* SHORT TASK *
Pick out the lines below that contain the string "image" and copy them all.

* RECORDS TO PROCESS *
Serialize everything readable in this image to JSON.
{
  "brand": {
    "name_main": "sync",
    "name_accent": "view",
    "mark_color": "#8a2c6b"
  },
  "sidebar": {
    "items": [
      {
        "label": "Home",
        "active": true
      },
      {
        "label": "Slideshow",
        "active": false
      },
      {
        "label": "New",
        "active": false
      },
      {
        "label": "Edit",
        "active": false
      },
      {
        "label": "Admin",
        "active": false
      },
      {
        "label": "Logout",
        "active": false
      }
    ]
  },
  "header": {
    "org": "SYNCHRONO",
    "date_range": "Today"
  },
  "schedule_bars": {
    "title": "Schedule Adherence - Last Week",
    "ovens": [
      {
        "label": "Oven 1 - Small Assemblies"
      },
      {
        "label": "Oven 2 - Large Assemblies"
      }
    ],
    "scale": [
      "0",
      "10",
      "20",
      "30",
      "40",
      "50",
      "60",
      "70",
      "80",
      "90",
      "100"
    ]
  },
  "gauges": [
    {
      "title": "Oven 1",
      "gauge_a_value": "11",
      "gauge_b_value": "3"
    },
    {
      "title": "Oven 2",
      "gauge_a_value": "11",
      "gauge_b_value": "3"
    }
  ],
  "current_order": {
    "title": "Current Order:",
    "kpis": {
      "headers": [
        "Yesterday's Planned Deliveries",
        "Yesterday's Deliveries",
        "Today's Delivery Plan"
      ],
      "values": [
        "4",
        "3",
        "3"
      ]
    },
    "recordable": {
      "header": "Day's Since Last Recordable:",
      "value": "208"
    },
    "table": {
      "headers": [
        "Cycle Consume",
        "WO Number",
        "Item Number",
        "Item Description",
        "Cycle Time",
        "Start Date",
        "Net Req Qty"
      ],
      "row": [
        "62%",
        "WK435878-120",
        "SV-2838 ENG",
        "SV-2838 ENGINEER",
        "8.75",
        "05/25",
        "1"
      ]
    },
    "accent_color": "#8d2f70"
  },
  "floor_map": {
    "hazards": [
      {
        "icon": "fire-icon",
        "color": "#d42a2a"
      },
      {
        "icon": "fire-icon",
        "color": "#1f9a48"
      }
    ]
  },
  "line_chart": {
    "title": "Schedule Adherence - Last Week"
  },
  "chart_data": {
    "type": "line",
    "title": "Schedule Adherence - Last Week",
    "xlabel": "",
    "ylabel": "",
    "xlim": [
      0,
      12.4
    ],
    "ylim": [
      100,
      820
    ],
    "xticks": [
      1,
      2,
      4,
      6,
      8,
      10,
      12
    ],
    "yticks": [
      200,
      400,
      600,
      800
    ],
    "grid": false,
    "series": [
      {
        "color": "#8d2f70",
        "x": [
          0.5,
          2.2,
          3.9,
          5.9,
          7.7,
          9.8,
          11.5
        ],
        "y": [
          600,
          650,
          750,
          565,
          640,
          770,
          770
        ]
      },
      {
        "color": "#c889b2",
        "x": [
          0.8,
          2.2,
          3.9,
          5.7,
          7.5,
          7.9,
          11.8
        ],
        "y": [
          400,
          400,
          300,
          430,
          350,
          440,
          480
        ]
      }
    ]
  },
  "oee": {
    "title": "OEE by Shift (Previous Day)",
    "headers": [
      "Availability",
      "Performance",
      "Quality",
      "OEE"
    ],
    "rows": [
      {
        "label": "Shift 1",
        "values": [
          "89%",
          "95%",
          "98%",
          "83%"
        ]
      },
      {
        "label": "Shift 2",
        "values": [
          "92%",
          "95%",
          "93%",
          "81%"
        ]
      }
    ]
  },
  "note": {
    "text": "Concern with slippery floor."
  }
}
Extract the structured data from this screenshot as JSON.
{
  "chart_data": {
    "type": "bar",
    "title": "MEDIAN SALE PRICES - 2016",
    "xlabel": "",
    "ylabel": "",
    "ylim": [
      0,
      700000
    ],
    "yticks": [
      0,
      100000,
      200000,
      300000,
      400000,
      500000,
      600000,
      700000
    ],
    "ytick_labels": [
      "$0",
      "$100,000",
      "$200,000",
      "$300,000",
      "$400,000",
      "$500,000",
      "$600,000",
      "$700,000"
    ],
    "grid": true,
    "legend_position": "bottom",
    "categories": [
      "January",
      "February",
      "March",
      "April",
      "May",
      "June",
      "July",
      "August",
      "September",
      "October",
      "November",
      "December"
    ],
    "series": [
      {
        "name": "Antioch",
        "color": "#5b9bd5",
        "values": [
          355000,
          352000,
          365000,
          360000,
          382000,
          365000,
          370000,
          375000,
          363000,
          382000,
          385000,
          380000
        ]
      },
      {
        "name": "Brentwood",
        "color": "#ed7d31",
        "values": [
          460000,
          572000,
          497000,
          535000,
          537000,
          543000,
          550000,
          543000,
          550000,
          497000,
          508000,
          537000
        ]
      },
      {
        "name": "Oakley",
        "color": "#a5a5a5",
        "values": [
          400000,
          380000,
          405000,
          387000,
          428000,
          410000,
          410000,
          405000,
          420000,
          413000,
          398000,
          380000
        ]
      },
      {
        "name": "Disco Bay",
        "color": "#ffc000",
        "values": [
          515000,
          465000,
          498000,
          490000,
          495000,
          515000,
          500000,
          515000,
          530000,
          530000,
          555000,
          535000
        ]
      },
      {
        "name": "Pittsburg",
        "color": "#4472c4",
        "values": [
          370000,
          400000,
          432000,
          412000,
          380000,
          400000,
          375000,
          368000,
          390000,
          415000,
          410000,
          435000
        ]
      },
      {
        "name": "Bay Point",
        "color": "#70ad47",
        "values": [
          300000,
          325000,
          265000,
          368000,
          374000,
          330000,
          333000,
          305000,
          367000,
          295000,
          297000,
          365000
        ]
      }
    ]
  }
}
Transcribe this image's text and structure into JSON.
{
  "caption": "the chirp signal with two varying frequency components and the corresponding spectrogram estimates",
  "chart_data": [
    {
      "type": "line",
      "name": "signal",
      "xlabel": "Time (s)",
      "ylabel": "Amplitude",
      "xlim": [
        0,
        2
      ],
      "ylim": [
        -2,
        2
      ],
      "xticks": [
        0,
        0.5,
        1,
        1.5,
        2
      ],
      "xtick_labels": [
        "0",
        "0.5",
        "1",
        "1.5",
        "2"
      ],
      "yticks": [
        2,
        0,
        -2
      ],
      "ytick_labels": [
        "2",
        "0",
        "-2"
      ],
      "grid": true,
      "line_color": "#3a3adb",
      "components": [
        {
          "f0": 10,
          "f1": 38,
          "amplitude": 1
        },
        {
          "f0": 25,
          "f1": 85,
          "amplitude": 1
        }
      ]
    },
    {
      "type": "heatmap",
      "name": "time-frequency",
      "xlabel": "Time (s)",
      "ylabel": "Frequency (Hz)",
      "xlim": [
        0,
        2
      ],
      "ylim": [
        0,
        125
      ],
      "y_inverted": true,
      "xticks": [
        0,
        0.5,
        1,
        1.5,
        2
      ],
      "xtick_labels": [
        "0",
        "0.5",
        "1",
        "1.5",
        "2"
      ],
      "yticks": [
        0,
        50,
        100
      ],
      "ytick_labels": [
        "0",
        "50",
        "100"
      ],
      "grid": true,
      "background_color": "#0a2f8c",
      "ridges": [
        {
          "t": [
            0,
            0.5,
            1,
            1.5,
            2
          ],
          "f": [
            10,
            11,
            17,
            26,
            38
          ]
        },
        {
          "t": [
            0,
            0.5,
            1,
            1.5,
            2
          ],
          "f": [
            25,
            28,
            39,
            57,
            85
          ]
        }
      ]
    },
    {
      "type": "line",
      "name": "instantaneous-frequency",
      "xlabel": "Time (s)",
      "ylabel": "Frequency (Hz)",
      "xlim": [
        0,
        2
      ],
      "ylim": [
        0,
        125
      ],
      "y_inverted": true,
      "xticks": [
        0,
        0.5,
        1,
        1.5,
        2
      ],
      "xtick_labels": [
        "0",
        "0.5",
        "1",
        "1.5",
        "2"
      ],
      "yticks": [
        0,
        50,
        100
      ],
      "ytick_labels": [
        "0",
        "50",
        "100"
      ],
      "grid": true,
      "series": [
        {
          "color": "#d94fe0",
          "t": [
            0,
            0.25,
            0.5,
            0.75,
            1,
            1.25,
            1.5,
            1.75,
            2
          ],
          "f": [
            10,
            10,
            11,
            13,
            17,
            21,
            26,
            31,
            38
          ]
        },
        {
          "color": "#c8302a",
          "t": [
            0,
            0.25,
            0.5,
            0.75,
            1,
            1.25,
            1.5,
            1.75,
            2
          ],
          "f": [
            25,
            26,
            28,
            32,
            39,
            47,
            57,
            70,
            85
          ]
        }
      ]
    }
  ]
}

* FULL ANSWER *
Serialize everything readable in this image to JSON.
Transcribe this image's text and structure into JSON.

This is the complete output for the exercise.